-- TASK INSTRUCTIONS --
Copy each line that contains the string "high".

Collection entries
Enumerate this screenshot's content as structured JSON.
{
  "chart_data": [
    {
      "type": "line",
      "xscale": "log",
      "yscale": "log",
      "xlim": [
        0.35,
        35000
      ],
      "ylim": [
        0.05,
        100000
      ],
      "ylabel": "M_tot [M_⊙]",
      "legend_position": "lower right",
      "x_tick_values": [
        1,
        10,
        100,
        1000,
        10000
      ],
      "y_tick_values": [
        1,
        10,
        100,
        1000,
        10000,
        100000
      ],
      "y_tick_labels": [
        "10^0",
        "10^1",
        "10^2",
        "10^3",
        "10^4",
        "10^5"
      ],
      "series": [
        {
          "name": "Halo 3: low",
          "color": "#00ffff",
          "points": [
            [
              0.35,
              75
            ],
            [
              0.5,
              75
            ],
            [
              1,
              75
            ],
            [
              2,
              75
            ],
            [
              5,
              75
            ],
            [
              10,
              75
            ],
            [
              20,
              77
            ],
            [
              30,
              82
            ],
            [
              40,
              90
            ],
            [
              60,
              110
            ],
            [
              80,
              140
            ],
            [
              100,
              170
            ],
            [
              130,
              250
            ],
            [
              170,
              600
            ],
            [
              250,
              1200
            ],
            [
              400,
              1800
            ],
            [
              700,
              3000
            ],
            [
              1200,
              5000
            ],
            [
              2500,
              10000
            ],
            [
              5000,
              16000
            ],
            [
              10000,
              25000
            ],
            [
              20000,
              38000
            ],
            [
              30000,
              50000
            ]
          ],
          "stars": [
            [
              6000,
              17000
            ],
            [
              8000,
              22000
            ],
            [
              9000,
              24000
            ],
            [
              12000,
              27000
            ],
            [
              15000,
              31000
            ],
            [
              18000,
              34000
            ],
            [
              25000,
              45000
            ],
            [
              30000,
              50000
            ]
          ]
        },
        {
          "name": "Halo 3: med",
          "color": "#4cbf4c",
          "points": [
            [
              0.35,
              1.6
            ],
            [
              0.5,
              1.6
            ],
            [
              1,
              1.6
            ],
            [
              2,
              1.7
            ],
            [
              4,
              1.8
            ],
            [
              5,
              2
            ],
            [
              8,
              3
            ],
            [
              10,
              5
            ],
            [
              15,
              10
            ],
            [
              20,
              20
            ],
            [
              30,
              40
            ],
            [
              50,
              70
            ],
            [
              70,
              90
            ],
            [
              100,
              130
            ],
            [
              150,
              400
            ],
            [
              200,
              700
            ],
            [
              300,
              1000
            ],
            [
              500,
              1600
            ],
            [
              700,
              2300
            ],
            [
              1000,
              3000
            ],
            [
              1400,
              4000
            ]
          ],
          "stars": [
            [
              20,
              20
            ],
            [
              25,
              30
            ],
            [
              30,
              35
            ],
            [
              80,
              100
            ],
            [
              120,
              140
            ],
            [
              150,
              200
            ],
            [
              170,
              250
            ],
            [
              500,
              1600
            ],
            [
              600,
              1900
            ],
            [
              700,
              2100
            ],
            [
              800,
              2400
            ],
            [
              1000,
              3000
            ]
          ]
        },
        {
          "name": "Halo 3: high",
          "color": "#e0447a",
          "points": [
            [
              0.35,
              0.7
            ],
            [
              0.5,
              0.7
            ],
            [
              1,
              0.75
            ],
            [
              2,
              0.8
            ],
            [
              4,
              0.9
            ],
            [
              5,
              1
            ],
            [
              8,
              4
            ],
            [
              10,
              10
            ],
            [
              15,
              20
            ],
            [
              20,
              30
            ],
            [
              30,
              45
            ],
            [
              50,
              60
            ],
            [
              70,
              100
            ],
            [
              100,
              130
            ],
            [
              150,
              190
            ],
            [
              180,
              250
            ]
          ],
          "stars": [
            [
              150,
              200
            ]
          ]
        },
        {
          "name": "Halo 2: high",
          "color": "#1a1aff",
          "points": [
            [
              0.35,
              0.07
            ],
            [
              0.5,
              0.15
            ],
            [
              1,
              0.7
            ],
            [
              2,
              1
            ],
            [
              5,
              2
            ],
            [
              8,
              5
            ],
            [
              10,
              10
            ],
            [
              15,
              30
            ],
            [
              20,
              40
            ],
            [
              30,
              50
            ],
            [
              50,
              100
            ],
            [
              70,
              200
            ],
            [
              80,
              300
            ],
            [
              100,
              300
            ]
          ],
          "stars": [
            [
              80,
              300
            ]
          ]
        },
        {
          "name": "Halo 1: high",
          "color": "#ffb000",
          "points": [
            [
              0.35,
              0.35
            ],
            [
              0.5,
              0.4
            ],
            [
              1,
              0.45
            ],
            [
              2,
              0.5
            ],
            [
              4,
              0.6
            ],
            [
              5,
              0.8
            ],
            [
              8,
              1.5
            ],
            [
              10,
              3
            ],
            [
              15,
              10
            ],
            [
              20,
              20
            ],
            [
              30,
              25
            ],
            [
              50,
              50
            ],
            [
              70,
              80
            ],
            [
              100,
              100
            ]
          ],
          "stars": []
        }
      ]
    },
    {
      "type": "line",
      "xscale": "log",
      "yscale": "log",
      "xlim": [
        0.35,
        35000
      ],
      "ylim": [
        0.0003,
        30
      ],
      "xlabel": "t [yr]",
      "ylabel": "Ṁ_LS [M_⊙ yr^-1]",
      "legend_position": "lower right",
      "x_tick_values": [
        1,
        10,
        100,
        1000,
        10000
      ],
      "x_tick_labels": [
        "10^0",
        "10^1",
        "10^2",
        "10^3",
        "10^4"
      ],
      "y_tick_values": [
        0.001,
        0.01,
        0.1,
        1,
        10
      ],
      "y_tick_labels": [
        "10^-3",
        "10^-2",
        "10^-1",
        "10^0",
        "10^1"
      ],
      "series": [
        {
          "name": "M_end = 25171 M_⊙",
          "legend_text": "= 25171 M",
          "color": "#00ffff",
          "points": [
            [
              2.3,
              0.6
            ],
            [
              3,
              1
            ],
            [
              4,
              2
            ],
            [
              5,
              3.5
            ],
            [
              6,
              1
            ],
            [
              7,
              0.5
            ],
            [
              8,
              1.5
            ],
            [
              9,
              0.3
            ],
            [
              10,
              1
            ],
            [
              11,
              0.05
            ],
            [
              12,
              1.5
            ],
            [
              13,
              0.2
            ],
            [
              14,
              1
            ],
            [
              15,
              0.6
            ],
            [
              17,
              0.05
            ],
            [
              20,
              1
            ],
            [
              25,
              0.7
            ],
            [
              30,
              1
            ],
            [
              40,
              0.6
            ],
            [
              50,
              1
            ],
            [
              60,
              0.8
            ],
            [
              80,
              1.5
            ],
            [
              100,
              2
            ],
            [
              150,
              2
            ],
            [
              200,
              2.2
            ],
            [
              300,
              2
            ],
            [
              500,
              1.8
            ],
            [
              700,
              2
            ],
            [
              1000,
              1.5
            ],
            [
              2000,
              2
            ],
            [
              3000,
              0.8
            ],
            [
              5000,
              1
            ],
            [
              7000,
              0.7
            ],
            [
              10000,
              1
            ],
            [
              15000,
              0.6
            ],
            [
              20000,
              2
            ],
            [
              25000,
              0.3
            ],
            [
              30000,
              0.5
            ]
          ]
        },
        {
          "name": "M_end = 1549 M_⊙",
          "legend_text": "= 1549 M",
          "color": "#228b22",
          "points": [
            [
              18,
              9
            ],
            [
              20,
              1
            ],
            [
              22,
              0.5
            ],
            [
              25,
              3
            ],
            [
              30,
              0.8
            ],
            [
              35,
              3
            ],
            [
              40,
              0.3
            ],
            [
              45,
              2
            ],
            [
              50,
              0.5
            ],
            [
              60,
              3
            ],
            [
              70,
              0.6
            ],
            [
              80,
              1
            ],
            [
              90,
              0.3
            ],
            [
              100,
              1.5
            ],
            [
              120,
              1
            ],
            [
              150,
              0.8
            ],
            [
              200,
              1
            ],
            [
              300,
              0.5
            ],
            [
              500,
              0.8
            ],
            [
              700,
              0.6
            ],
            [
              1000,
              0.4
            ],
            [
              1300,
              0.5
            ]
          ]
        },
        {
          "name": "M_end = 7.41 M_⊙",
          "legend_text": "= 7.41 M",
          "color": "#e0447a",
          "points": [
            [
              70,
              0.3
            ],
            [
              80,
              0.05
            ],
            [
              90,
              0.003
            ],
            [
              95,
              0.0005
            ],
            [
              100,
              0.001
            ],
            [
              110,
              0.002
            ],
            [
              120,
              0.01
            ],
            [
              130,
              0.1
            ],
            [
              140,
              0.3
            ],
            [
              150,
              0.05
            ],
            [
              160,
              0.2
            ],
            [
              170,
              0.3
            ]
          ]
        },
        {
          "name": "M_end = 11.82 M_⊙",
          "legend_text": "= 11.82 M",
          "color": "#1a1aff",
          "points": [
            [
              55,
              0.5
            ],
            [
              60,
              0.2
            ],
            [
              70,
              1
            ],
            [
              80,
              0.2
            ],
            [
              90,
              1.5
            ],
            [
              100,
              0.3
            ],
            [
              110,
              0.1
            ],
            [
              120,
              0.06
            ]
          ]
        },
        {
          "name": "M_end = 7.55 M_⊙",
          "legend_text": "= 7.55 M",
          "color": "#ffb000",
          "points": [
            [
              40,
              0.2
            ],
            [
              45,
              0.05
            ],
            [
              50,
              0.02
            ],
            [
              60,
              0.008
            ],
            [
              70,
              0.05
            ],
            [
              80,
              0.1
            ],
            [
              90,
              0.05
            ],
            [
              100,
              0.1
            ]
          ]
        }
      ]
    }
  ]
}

-- THE COMPLETED TASK --
          "name": "Halo 3: high",
          "name": "Halo 2: high",
          "name": "Halo 1: high",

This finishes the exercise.